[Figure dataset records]
##########

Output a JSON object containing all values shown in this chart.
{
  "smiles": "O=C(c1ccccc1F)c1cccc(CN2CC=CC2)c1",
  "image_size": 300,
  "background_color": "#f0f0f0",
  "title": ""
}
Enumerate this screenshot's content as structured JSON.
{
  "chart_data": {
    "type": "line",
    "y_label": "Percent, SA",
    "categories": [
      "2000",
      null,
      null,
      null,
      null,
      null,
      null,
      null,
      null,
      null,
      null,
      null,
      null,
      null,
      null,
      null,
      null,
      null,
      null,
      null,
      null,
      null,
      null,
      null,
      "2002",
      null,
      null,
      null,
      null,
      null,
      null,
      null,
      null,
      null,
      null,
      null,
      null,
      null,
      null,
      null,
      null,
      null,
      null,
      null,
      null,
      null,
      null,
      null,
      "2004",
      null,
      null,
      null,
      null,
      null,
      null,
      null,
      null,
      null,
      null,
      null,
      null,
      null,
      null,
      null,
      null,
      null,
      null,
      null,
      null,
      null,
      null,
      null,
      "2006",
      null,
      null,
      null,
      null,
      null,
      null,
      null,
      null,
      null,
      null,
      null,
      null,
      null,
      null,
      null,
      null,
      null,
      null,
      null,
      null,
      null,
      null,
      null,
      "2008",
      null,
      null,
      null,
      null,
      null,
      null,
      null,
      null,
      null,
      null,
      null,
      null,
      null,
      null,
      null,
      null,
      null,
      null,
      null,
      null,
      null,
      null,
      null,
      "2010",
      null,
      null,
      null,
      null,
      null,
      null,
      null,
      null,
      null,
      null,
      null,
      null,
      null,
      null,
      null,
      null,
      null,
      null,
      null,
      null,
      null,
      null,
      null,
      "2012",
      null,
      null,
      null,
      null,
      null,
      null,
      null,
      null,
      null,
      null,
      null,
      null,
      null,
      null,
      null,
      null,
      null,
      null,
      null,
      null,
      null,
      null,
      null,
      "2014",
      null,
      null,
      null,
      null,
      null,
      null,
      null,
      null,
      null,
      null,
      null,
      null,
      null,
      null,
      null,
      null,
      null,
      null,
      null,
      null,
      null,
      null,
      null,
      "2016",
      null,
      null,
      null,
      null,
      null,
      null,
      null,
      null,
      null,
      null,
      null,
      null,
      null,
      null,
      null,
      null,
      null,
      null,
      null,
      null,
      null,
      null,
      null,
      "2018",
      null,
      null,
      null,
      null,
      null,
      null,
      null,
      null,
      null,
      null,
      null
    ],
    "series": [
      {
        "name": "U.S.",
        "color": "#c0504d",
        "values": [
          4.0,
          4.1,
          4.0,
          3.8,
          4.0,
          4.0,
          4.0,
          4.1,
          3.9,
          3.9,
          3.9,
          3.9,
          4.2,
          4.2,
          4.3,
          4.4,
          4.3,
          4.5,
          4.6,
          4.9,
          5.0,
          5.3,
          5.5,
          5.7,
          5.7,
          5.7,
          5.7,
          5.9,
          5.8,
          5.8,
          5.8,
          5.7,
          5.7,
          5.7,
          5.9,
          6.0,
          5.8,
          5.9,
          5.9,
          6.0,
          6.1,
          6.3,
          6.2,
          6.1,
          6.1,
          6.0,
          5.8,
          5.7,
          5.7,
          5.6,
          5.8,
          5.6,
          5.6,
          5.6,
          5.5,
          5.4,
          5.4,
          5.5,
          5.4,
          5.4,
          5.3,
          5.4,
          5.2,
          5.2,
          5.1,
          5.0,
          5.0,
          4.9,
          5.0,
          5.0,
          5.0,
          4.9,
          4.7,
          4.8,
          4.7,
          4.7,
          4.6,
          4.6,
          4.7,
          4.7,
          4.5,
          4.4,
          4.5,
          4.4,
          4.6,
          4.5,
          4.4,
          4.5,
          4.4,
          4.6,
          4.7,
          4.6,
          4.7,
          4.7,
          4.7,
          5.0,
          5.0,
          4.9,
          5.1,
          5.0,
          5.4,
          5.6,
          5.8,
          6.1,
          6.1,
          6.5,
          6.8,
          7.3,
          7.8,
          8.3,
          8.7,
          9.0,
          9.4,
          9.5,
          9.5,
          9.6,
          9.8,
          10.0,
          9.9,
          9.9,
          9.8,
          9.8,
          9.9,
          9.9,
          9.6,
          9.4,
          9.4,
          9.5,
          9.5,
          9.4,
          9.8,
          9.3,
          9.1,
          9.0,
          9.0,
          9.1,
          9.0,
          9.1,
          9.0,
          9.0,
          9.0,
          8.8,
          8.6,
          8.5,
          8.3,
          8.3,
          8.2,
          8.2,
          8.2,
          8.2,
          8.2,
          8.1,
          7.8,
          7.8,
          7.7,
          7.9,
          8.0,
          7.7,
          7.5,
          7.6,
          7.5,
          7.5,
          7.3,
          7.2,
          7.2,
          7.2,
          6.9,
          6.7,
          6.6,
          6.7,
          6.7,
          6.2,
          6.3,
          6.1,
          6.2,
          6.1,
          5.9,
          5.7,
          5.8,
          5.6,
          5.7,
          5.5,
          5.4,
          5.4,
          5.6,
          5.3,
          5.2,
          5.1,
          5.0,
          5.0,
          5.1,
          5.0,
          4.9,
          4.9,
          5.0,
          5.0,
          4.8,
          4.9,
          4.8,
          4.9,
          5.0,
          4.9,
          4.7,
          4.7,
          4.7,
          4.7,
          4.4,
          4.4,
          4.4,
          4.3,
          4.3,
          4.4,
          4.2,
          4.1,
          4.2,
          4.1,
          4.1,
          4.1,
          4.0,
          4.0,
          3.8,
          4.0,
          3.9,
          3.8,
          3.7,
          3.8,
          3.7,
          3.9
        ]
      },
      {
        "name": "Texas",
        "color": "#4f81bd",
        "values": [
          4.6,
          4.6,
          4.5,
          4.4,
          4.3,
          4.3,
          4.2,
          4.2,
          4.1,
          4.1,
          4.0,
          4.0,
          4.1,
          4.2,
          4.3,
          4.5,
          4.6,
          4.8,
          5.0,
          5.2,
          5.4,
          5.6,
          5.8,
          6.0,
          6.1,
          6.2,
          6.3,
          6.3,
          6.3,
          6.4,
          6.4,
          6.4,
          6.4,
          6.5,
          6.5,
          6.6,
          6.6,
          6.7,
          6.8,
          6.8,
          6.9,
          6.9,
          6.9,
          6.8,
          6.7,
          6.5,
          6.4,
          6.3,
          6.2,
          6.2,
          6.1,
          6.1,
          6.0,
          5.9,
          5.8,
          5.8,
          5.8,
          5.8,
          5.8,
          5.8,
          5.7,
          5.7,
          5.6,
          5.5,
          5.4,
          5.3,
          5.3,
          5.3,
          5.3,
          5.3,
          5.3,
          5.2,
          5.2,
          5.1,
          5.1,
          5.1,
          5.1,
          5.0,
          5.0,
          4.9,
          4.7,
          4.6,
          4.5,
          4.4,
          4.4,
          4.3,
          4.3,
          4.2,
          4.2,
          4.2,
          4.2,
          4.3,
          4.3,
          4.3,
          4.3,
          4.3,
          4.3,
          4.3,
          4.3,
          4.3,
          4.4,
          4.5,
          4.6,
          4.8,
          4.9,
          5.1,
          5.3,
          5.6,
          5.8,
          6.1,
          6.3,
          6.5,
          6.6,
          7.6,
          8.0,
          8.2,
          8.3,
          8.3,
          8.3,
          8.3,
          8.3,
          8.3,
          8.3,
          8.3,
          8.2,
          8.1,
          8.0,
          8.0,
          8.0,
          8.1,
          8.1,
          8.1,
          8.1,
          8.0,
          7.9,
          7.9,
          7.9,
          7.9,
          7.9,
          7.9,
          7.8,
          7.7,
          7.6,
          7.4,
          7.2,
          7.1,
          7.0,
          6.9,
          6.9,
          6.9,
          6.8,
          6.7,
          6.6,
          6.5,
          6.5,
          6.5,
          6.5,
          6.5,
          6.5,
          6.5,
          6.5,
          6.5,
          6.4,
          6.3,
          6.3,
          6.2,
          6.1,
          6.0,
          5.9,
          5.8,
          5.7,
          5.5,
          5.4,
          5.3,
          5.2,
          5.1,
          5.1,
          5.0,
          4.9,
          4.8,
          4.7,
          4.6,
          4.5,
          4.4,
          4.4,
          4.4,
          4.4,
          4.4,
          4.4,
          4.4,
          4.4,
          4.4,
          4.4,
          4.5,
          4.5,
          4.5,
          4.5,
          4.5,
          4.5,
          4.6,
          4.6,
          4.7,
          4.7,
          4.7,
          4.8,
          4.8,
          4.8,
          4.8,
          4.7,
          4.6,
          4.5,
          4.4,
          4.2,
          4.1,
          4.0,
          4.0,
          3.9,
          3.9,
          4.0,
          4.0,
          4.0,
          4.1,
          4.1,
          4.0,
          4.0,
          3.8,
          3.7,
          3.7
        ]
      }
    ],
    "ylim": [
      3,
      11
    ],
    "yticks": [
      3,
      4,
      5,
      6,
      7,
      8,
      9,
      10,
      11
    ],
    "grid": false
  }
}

##########

TASK - Look through the listing and extract every line with "JSON" in it.

FULL RESPONSE -
Output a JSON object containing all values shown in this chart.
Enumerate this screenshot's content as structured JSON.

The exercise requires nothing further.